--- Task to carry out ---
Find each line with the string "含利息和股利" and report it.

--- Data records ---
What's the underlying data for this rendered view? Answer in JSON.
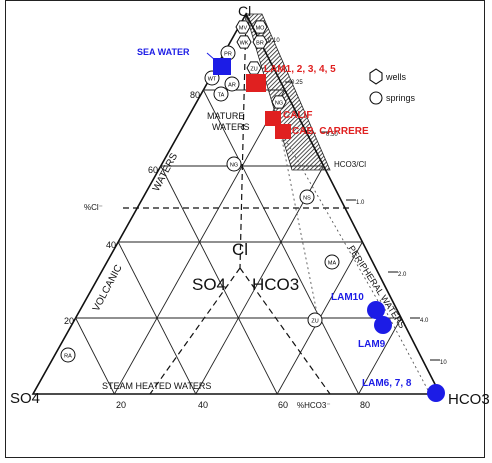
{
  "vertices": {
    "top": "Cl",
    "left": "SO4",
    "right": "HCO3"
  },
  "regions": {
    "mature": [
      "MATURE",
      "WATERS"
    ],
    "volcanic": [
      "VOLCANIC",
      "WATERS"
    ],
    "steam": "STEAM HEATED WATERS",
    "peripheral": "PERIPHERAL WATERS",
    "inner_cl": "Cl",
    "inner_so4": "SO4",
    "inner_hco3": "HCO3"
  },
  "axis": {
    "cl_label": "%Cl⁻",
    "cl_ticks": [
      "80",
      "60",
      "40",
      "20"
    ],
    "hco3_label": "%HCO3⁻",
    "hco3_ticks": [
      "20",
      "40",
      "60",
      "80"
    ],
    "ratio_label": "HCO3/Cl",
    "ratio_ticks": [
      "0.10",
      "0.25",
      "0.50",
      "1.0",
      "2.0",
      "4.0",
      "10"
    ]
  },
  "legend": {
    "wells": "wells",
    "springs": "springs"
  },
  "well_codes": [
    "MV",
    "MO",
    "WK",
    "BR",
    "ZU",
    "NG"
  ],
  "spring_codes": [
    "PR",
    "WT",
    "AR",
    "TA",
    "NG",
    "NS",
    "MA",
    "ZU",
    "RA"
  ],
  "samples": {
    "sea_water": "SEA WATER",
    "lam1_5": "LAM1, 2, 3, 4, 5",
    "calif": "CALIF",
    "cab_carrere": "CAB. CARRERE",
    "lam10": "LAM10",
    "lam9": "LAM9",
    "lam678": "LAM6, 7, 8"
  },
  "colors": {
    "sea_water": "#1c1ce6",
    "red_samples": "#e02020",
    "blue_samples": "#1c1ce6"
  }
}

...

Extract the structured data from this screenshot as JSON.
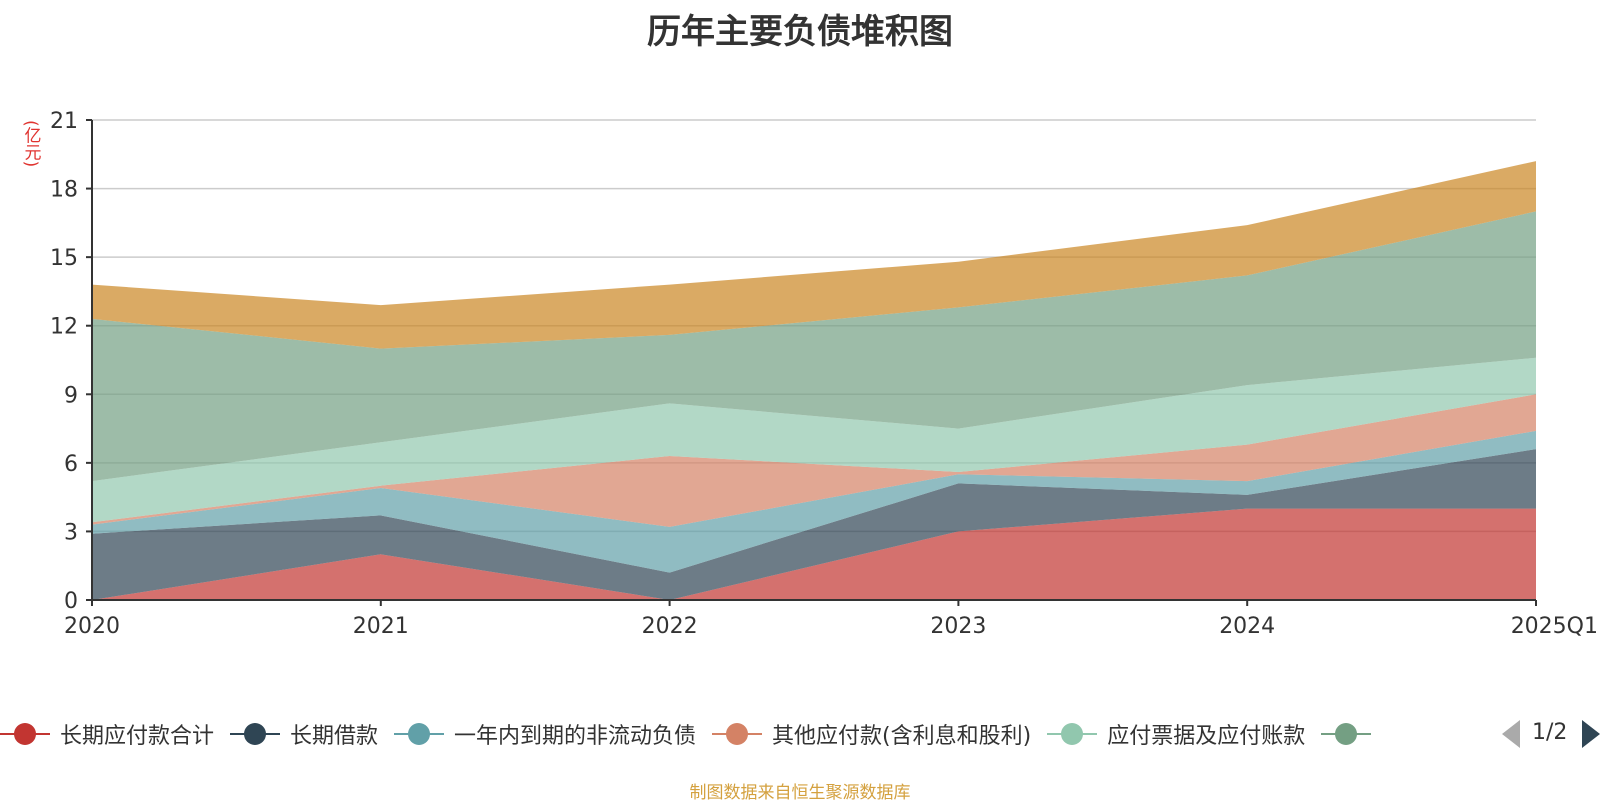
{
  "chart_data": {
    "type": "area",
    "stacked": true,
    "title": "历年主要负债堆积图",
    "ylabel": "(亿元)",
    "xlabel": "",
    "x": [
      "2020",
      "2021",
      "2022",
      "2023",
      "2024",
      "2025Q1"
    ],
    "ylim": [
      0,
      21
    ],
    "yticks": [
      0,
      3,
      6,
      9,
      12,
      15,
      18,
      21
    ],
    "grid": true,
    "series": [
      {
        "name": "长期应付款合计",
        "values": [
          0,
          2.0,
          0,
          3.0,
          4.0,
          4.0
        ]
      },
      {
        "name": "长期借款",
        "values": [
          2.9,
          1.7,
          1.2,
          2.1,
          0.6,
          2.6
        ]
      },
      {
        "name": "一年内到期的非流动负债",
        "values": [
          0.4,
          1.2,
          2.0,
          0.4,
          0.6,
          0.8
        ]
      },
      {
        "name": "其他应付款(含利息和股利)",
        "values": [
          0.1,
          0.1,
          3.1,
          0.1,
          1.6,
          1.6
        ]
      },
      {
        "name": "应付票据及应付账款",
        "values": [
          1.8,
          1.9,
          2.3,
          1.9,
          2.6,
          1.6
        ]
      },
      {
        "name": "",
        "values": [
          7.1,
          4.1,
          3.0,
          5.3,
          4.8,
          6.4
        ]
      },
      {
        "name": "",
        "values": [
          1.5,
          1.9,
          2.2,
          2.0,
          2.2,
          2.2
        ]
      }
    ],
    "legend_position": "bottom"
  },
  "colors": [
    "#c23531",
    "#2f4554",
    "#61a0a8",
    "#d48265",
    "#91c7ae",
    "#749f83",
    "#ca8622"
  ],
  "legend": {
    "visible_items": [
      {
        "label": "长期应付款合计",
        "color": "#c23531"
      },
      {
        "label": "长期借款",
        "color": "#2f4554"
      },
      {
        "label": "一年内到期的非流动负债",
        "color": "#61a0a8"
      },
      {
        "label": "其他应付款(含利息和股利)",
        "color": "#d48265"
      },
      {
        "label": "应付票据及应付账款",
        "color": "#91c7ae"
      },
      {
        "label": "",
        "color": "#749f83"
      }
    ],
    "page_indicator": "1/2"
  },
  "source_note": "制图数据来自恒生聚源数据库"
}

--- Written answer ---
        "name": "其他应付款(含利息和股利)",
        "label": "其他应付款(含利息和股利)",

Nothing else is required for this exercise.